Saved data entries
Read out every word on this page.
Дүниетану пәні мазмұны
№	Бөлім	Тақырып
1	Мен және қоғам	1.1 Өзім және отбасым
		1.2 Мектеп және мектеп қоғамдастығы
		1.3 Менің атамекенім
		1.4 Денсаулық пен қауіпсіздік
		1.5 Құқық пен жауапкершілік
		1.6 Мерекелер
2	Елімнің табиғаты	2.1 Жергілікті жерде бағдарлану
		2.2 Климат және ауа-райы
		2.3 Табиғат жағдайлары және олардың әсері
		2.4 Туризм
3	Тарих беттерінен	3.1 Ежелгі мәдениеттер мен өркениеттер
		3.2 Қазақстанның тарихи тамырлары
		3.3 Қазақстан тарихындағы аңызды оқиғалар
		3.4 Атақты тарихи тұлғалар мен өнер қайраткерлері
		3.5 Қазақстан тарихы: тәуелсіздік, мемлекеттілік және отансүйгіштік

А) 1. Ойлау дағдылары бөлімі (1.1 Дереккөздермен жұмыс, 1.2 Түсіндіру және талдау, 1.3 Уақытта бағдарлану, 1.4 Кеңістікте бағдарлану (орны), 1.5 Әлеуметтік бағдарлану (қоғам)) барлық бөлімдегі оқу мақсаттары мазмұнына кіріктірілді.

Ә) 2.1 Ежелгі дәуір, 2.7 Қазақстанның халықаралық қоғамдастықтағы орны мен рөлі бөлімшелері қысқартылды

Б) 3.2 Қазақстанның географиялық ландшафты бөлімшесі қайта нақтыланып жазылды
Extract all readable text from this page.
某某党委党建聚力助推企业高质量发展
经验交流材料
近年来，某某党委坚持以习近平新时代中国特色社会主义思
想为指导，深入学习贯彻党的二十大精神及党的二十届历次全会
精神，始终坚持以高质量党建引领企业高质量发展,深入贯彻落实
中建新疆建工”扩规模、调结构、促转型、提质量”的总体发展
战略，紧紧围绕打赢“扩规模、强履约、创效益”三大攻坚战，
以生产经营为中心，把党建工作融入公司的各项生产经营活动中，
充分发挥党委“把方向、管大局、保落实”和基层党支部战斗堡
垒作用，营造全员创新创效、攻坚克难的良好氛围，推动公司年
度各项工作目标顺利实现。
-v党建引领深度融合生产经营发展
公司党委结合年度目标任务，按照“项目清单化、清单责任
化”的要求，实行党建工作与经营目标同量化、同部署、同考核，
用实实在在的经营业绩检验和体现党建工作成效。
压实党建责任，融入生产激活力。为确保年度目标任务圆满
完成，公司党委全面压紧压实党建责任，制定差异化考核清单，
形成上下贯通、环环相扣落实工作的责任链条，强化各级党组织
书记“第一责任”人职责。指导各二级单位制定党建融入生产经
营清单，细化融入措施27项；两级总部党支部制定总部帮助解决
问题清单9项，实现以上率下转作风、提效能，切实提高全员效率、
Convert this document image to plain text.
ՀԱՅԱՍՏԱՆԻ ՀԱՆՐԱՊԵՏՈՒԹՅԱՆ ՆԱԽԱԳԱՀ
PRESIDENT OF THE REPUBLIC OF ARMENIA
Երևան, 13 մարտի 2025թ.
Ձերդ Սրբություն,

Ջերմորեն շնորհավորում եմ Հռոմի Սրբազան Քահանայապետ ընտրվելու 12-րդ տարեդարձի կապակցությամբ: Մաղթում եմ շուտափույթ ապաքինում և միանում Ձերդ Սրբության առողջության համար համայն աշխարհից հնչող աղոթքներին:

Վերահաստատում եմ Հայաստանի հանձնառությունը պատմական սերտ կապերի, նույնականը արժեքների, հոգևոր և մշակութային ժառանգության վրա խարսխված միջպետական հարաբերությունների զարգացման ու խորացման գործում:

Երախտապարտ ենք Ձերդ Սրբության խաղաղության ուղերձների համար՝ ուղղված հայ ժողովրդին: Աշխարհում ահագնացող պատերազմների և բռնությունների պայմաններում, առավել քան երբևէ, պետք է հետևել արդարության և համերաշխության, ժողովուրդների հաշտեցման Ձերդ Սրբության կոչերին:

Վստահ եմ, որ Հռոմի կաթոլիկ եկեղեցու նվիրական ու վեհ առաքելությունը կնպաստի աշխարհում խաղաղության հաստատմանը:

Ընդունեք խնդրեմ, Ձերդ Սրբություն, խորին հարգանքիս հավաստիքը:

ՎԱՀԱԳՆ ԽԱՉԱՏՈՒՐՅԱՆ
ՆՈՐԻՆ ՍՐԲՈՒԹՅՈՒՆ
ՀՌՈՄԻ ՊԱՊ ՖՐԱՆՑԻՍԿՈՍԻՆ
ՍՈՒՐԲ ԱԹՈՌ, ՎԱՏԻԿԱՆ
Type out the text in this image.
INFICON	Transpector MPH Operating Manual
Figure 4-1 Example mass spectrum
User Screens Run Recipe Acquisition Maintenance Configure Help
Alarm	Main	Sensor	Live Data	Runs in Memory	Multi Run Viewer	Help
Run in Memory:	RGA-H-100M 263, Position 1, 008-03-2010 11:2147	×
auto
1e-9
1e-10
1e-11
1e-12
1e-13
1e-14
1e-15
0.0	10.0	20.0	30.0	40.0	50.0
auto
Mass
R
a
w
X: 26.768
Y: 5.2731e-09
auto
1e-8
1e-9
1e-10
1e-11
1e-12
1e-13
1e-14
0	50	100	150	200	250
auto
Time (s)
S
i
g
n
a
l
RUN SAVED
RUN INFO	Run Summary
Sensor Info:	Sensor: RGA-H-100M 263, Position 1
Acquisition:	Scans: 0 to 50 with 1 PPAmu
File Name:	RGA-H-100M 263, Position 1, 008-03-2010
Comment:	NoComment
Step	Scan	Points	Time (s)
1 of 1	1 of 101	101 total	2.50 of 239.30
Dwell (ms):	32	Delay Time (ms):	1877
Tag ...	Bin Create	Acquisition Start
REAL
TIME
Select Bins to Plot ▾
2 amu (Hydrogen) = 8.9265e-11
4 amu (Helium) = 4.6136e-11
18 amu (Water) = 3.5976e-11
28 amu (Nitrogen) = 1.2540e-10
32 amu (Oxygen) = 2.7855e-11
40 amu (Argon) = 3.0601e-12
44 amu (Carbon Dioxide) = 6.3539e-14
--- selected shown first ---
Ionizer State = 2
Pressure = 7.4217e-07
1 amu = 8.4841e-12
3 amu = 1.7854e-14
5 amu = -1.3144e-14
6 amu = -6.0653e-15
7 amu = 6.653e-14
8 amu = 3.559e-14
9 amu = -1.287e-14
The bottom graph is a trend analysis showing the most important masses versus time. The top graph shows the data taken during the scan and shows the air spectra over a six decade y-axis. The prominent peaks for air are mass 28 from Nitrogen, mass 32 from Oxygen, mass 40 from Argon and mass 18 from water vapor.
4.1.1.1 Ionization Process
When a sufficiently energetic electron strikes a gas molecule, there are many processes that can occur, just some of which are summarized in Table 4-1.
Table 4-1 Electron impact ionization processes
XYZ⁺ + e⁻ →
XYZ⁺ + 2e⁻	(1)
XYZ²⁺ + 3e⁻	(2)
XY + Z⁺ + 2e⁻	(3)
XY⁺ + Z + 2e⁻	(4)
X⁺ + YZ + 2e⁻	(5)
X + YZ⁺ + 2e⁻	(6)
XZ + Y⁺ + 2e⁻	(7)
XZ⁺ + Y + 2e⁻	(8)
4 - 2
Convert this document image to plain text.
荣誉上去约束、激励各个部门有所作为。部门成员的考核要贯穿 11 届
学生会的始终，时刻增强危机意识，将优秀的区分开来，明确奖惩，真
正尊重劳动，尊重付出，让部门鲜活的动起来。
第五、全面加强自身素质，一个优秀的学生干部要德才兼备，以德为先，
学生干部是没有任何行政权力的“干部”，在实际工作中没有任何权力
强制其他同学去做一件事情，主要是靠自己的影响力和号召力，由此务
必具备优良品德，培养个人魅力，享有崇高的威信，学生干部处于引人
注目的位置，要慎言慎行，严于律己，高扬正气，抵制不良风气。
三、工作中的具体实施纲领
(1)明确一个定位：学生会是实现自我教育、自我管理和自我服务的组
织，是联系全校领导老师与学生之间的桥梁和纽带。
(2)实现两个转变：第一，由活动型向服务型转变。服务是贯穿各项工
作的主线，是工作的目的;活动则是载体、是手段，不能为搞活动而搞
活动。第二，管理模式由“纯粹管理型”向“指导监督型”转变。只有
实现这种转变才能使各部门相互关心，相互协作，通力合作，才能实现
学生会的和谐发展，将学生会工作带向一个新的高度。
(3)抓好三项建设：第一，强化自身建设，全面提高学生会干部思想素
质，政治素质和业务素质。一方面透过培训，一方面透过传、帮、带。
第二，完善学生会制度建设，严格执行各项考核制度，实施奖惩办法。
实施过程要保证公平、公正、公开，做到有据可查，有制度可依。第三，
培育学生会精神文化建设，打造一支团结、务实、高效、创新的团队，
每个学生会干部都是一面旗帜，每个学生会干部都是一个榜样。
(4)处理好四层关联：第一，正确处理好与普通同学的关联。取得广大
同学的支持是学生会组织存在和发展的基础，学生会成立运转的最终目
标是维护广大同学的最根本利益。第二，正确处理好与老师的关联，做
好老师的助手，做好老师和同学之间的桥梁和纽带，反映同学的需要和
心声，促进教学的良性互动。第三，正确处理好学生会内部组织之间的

• What the task asks
Return the number of lines that include the word "Argon", and nothing else.

• Task result
2